Items from a dataset
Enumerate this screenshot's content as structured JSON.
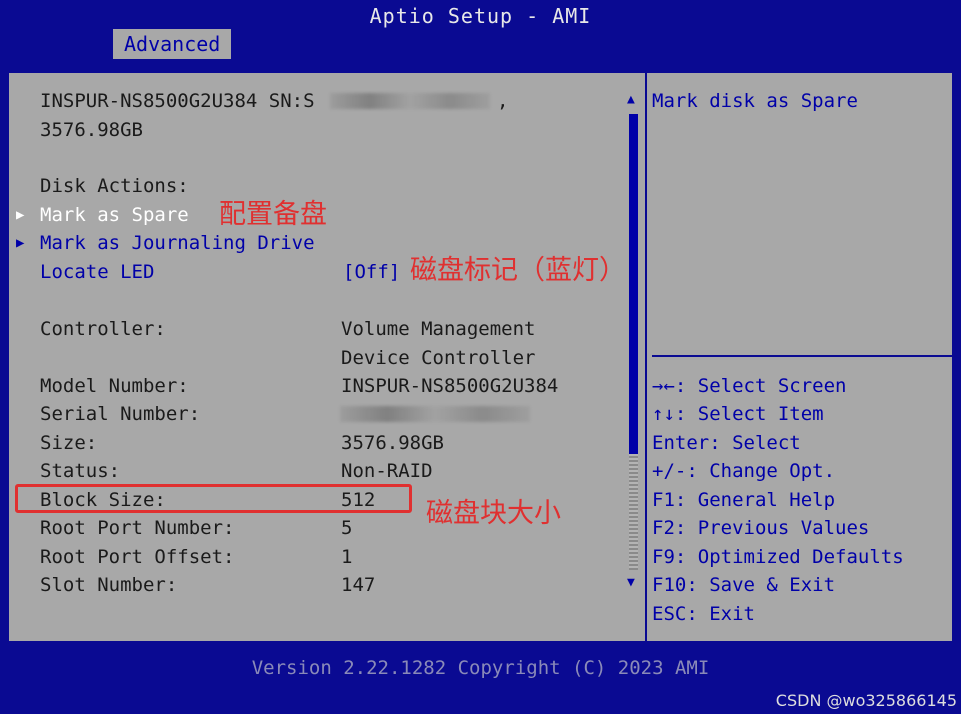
{
  "header": {
    "title": "Aptio Setup - AMI",
    "tab": "Advanced"
  },
  "disk": {
    "line1": "INSPUR-NS8500G2U384 SN:S",
    "line1_end": ",",
    "line2": "3576.98GB"
  },
  "actions": {
    "heading": "Disk Actions:",
    "mark_spare": "Mark as Spare",
    "mark_journaling": "Mark as Journaling Drive",
    "locate_led": "Locate LED",
    "locate_led_value": "[Off]"
  },
  "info": {
    "rows": [
      {
        "label": "Controller:",
        "value": "Volume Management"
      },
      {
        "label": "",
        "value": "Device Controller"
      },
      {
        "label": "Model Number:",
        "value": "INSPUR-NS8500G2U384"
      },
      {
        "label": "Serial Number:",
        "value": ""
      },
      {
        "label": "Size:",
        "value": "3576.98GB"
      },
      {
        "label": "Status:",
        "value": "Non-RAID"
      },
      {
        "label": "Block Size:",
        "value": "512"
      },
      {
        "label": "Root Port Number:",
        "value": "5"
      },
      {
        "label": "Root Port Offset:",
        "value": "1"
      },
      {
        "label": "Slot Number:",
        "value": "147"
      }
    ]
  },
  "help": {
    "description": "Mark disk as Spare",
    "keys": [
      "→←: Select Screen",
      "↑↓: Select Item",
      "Enter: Select",
      "+/-: Change Opt.",
      "F1: General Help",
      "F2: Previous Values",
      "F9: Optimized Defaults",
      "F10: Save & Exit",
      "ESC: Exit"
    ]
  },
  "annotations": {
    "spare": "配置备盘",
    "led": "磁盘标记（蓝灯）",
    "block": "磁盘块大小"
  },
  "footer": "Version 2.22.1282 Copyright (C) 2023 AMI",
  "watermark": "CSDN @wo325866145",
  "icons": {
    "menu_arrow": "triangle-right-icon",
    "scroll_up": "triangle-up-icon",
    "scroll_down": "triangle-down-icon"
  },
  "colors": {
    "background": "#0a0a92",
    "panel": "#a8a8a8",
    "highlight": "#0000a8",
    "annotation": "#e03030"
  }
}
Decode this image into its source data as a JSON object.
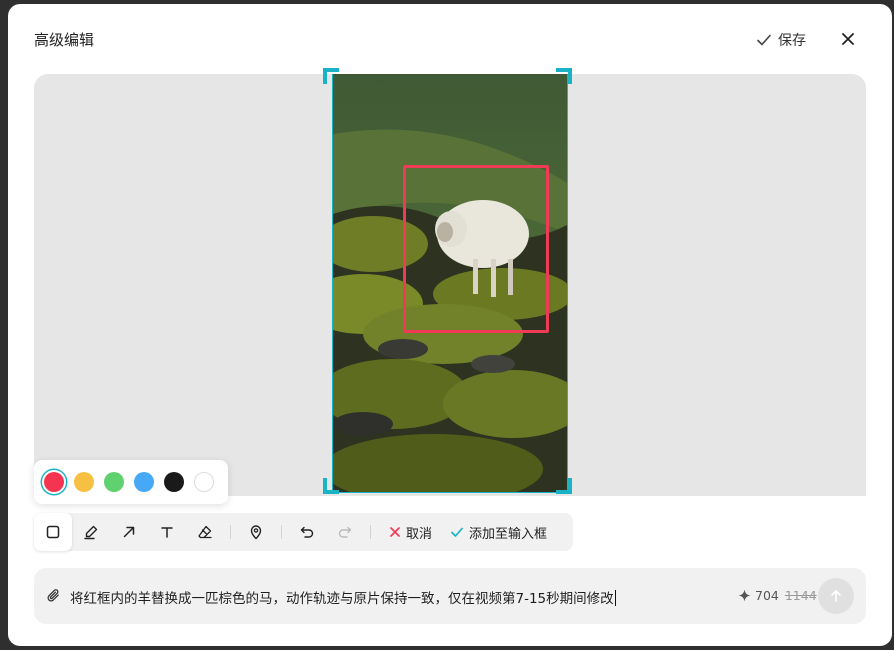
{
  "dialog": {
    "title": "高级编辑",
    "save_label": "保存"
  },
  "palette": {
    "colors": [
      "#f5344f",
      "#f7c043",
      "#5fd16f",
      "#47a9f5",
      "#1a1a1a",
      "#ffffff"
    ],
    "selected": "#f5344f"
  },
  "toolbar": {
    "tools": [
      "rectangle-icon",
      "pen-icon",
      "arrow-icon",
      "text-icon",
      "eraser-icon",
      "location-pin-icon",
      "undo-icon",
      "redo-icon"
    ],
    "cancel_label": "取消",
    "add_label": "添加至输入框"
  },
  "input": {
    "prompt_text": "将红框内的羊替换成一匹棕色的马，动作轨迹与原片保持一致，仅在视频第7-15秒期间修改",
    "credits": "704",
    "credits_original": "1144"
  },
  "colors": {
    "accent": "#1ab3c6",
    "annotation_red": "#ef3b55"
  }
}
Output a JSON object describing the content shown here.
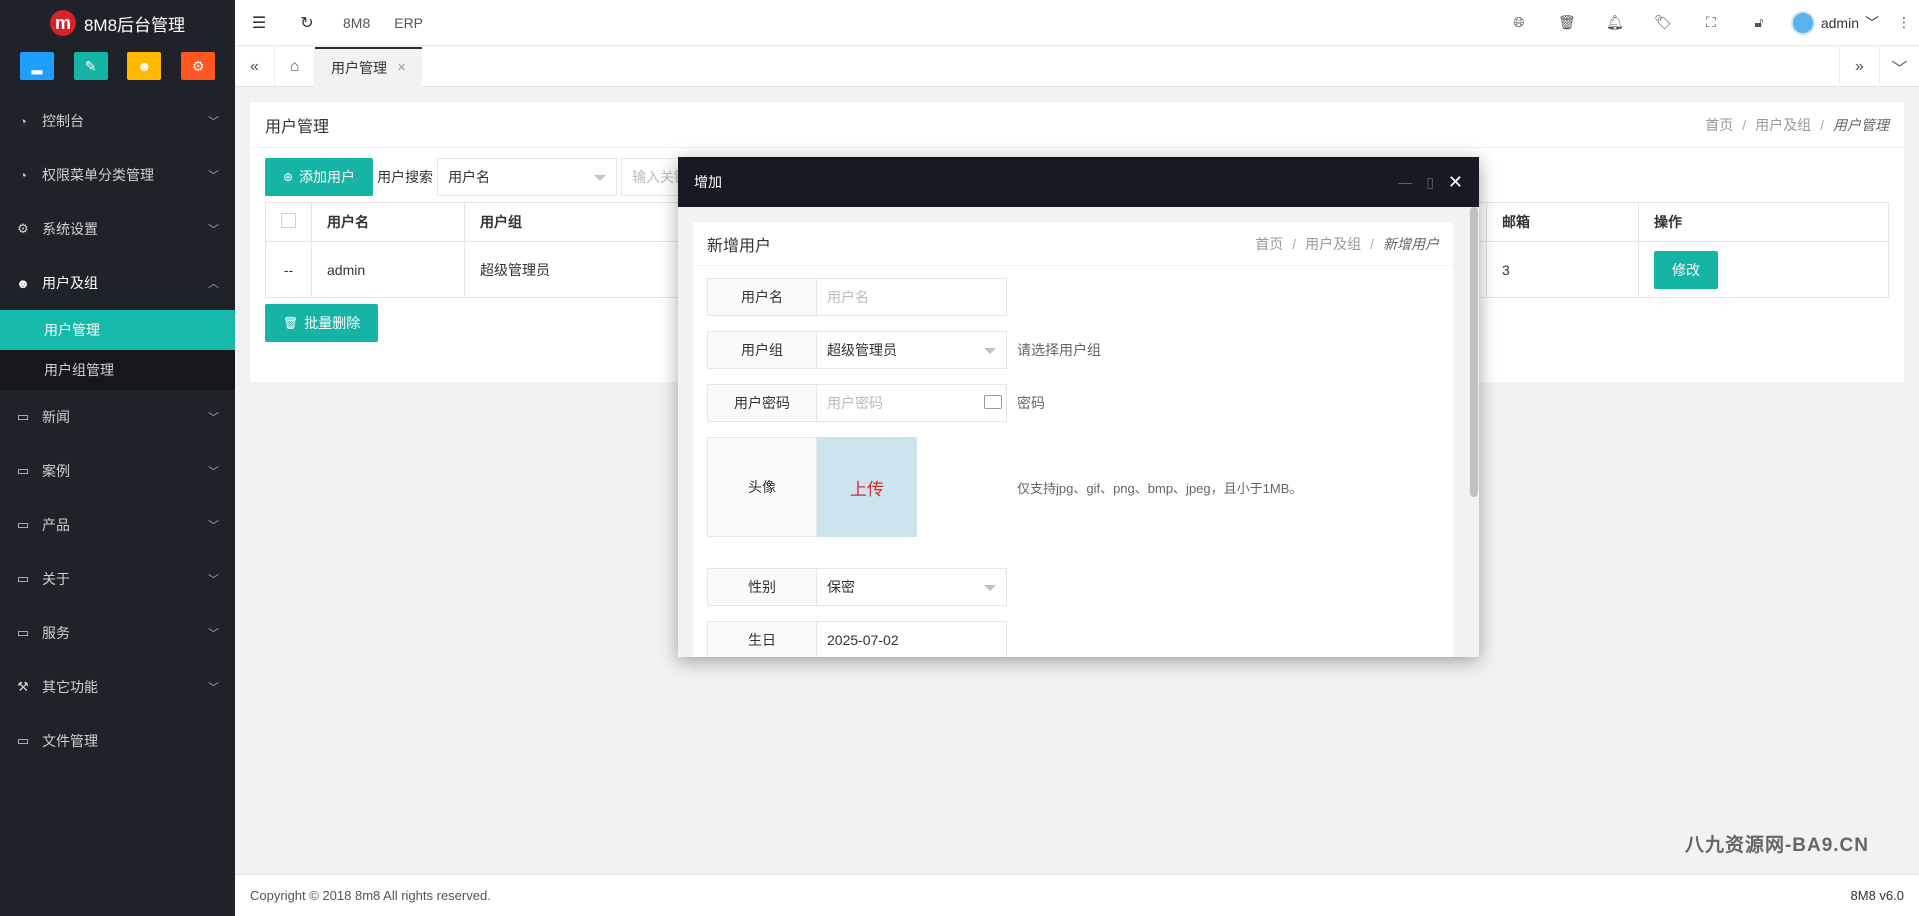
{
  "app": {
    "title": "8M8后台管理",
    "logo_letter": "m"
  },
  "quick_buttons": [
    {
      "icon": "chart-icon",
      "color": "#1e9fff",
      "glyph": "▂"
    },
    {
      "icon": "pencil-icon",
      "color": "#16b4a5",
      "glyph": "✎"
    },
    {
      "icon": "users-icon",
      "color": "#ffb800",
      "glyph": "☻"
    },
    {
      "icon": "settings-icon",
      "color": "#ff5722",
      "glyph": "⚙"
    }
  ],
  "sidebar": {
    "items": [
      {
        "label": "控制台",
        "icon": "dashboard-icon",
        "glyph": "◔",
        "expanded": false
      },
      {
        "label": "权限菜单分类管理",
        "icon": "dashboard-icon",
        "glyph": "◔",
        "expanded": false
      },
      {
        "label": "系统设置",
        "icon": "gear-icon",
        "glyph": "⚙",
        "expanded": false
      },
      {
        "label": "用户及组",
        "icon": "users-icon",
        "glyph": "☻",
        "expanded": true,
        "children": [
          {
            "label": "用户管理",
            "active": true
          },
          {
            "label": "用户组管理",
            "active": false
          }
        ]
      },
      {
        "label": "新闻",
        "icon": "monitor-icon",
        "glyph": "▭",
        "expanded": false
      },
      {
        "label": "案例",
        "icon": "monitor-icon",
        "glyph": "▭",
        "expanded": false
      },
      {
        "label": "产品",
        "icon": "monitor-icon",
        "glyph": "▭",
        "expanded": false
      },
      {
        "label": "关于",
        "icon": "monitor-icon",
        "glyph": "▭",
        "expanded": false
      },
      {
        "label": "服务",
        "icon": "monitor-icon",
        "glyph": "▭",
        "expanded": false
      },
      {
        "label": "其它功能",
        "icon": "hammer-icon",
        "glyph": "⚒",
        "expanded": false
      },
      {
        "label": "文件管理",
        "icon": "monitor-icon",
        "glyph": "▭",
        "expanded": false
      }
    ]
  },
  "header": {
    "links": [
      "8M8",
      "ERP"
    ],
    "user": "admin"
  },
  "tabs": {
    "active_label": "用户管理"
  },
  "page": {
    "title": "用户管理",
    "breadcrumb": [
      "首页",
      "用户及组",
      "用户管理"
    ],
    "toolbar": {
      "add_label": "添加用户",
      "search_label": "用户搜索",
      "search_select": "用户名",
      "search_placeholder": "输入关键字"
    },
    "table": {
      "columns": [
        "用户名",
        "用户组",
        "邮箱",
        "操作"
      ],
      "rows": [
        {
          "check": "--",
          "name": "admin",
          "group": "超级管理员",
          "email": "3",
          "action": "修改"
        }
      ]
    },
    "batch_delete_label": "批量删除"
  },
  "modal": {
    "title": "增加",
    "inner_title": "新增用户",
    "breadcrumb": [
      "首页",
      "用户及组",
      "新增用户"
    ],
    "fields": {
      "username": {
        "label": "用户名",
        "placeholder": "用户名"
      },
      "group": {
        "label": "用户组",
        "value": "超级管理员",
        "hint": "请选择用户组"
      },
      "password": {
        "label": "用户密码",
        "placeholder": "用户密码",
        "hint": "密码"
      },
      "avatar": {
        "label": "头像",
        "upload": "上传",
        "hint": "仅支持jpg、gif、png、bmp、jpeg，且小于1MB。"
      },
      "gender": {
        "label": "性别",
        "value": "保密"
      },
      "birthday": {
        "label": "生日",
        "value": "2025-07-02"
      }
    }
  },
  "footer": {
    "copyright": "Copyright © 2018 8m8 All rights reserved.",
    "version": "8M8 v6.0"
  },
  "watermark": "八九资源网-BA9.CN"
}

§ Work required
Extract each line from the listing that holds the word "this".

§ Task output
Enumerate this screenshot's content as structured JSON.
Decode this image into its source data as a JSON object.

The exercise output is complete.